(Records contained in a dataset)
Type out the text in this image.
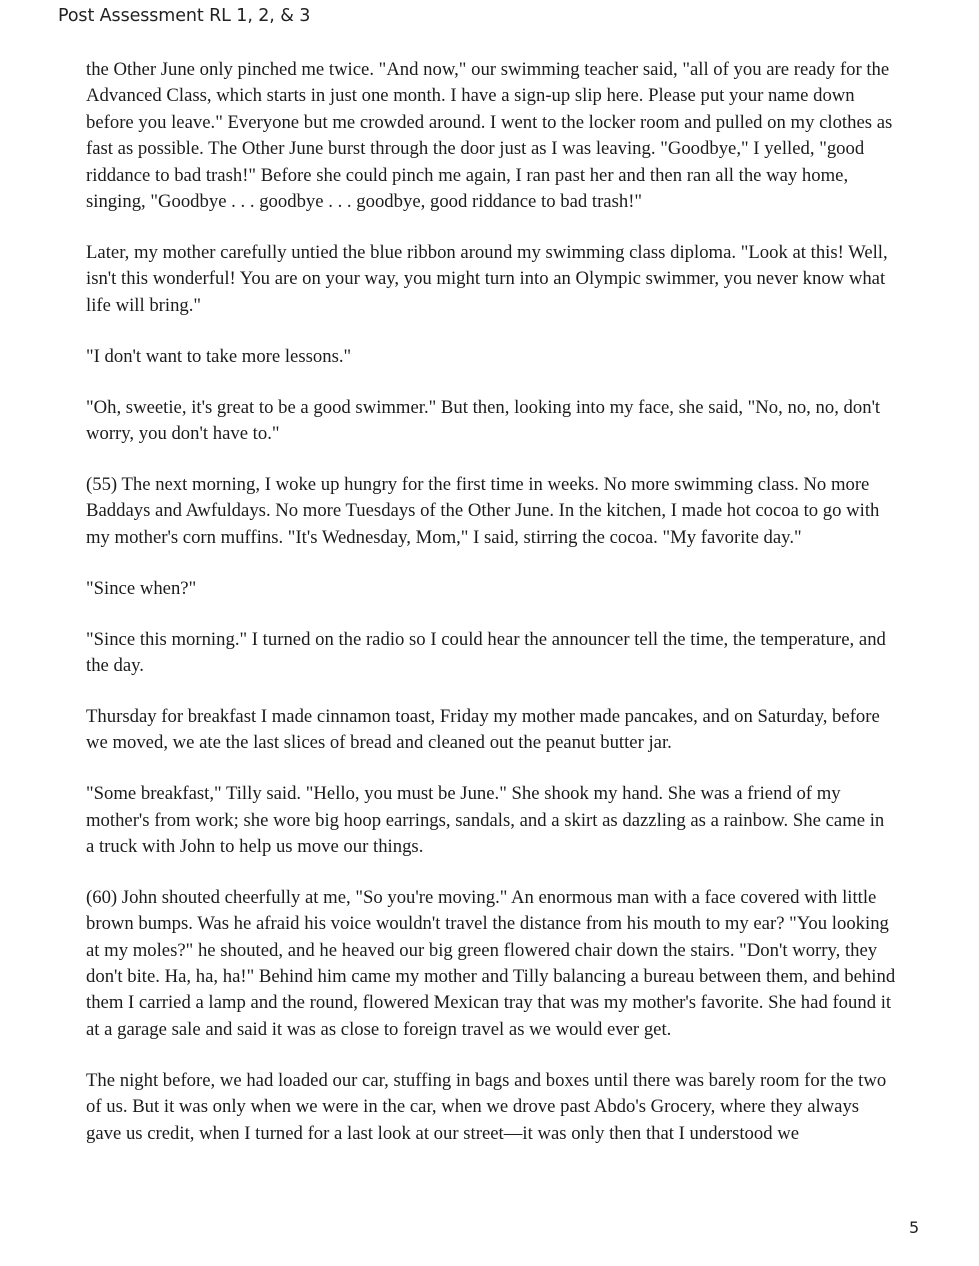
Post Assessment RL 1, 2, & 3

the Other June only pinched me twice. "And now," our swimming teacher said, "all of you are ready for the Advanced Class, which starts in just one month. I have a sign-up slip here. Please put your name down before you leave." Everyone but me crowded around. I went to the locker room and pulled on my clothes as fast as possible. The Other June burst through the door just as I was leaving. "Goodbye," I yelled, "good riddance to bad trash!" Before she could pinch me again, I ran past her and then ran all the way home, singing, "Goodbye . . . goodbye . . . goodbye, good riddance to bad trash!"

Later, my mother carefully untied the blue ribbon around my swimming class diploma. "Look at this! Well, isn't this wonderful! You are on your way, you might turn into an Olympic swimmer, you never know what life will bring."

"I don't want to take more lessons."

"Oh, sweetie, it's great to be a good swimmer." But then, looking into my face, she said, "No, no, no, don't worry, you don't have to."

(55) The next morning, I woke up hungry for the first time in weeks. No more swimming class. No more Baddays and Awfuldays. No more Tuesdays of the Other June. In the kitchen, I made hot cocoa to go with my mother's corn muffins. "It's Wednesday, Mom," I said, stirring the cocoa. "My favorite day."

"Since when?"

"Since this morning." I turned on the radio so I could hear the announcer tell the time, the temperature, and the day.

Thursday for breakfast I made cinnamon toast, Friday my mother made pancakes, and on Saturday, before we moved, we ate the last slices of bread and cleaned out the peanut butter jar.

"Some breakfast," Tilly said. "Hello, you must be June." She shook my hand. She was a friend of my mother's from work; she wore big hoop earrings, sandals, and a skirt as dazzling as a rainbow. She came in a truck with John to help us move our things.

(60) John shouted cheerfully at me, "So you're moving." An enormous man with a face covered with little brown bumps. Was he afraid his voice wouldn't travel the distance from his mouth to my ear? "You looking at my moles?" he shouted, and he heaved our big green flowered chair down the stairs. "Don't worry, they don't bite. Ha, ha, ha!" Behind him came my mother and Tilly balancing a bureau between them, and behind them I carried a lamp and the round, flowered Mexican tray that was my mother's favorite. She had found it at a garage sale and said it was as close to foreign travel as we would ever get.

The night before, we had loaded our car, stuffing in bags and boxes until there was barely room for the two of us. But it was only when we were in the car, when we drove past Abdo's Grocery, where they always gave us credit, when I turned for a last look at our street—it was only then that I understood we

5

*Task*: Using the data above, write out every line exactly, leaving the images behind.

*Answer to the exercise*:
Type out the text in this image.
Post Assessment RL 1, 2, & 3

the Other June only pinched me twice. "And now," our swimming teacher said, "all of you are ready for the Advanced Class, which starts in just one month. I have a sign-up slip here. Please put your name down before you leave." Everyone but me crowded around. I went to the locker room and pulled on my clothes as fast as possible. The Other June burst through the door just as I was leaving. "Goodbye," I yelled, "good riddance to bad trash!" Before she could pinch me again, I ran past her and then ran all the way home, singing, "Goodbye . . . goodbye . . . goodbye, good riddance to bad trash!"

Later, my mother carefully untied the blue ribbon around my swimming class diploma. "Look at this! Well, isn't this wonderful! You are on your way, you might turn into an Olympic swimmer, you never know what life will bring."

"I don't want to take more lessons."

"Oh, sweetie, it's great to be a good swimmer." But then, looking into my face, she said, "No, no, no, don't worry, you don't have to."

(55) The next morning, I woke up hungry for the first time in weeks. No more swimming class. No more Baddays and Awfuldays. No more Tuesdays of the Other June. In the kitchen, I made hot cocoa to go with my mother's corn muffins. "It's Wednesday, Mom," I said, stirring the cocoa. "My favorite day."

"Since when?"

"Since this morning." I turned on the radio so I could hear the announcer tell the time, the temperature, and the day.

Thursday for breakfast I made cinnamon toast, Friday my mother made pancakes, and on Saturday, before we moved, we ate the last slices of bread and cleaned out the peanut butter jar.

"Some breakfast," Tilly said. "Hello, you must be June." She shook my hand. She was a friend of my mother's from work; she wore big hoop earrings, sandals, and a skirt as dazzling as a rainbow. She came in a truck with John to help us move our things.

(60) John shouted cheerfully at me, "So you're moving." An enormous man with a face covered with little brown bumps. Was he afraid his voice wouldn't travel the distance from his mouth to my ear? "You looking at my moles?" he shouted, and he heaved our big green flowered chair down the stairs. "Don't worry, they don't bite. Ha, ha, ha!" Behind him came my mother and Tilly balancing a bureau between them, and behind them I carried a lamp and the round, flowered Mexican tray that was my mother's favorite. She had found it at a garage sale and said it was as close to foreign travel as we would ever get.

The night before, we had loaded our car, stuffing in bags and boxes until there was barely room for the two of us. But it was only when we were in the car, when we drove past Abdo's Grocery, where they always gave us credit, when I turned for a last look at our street—it was only then that I understood we

5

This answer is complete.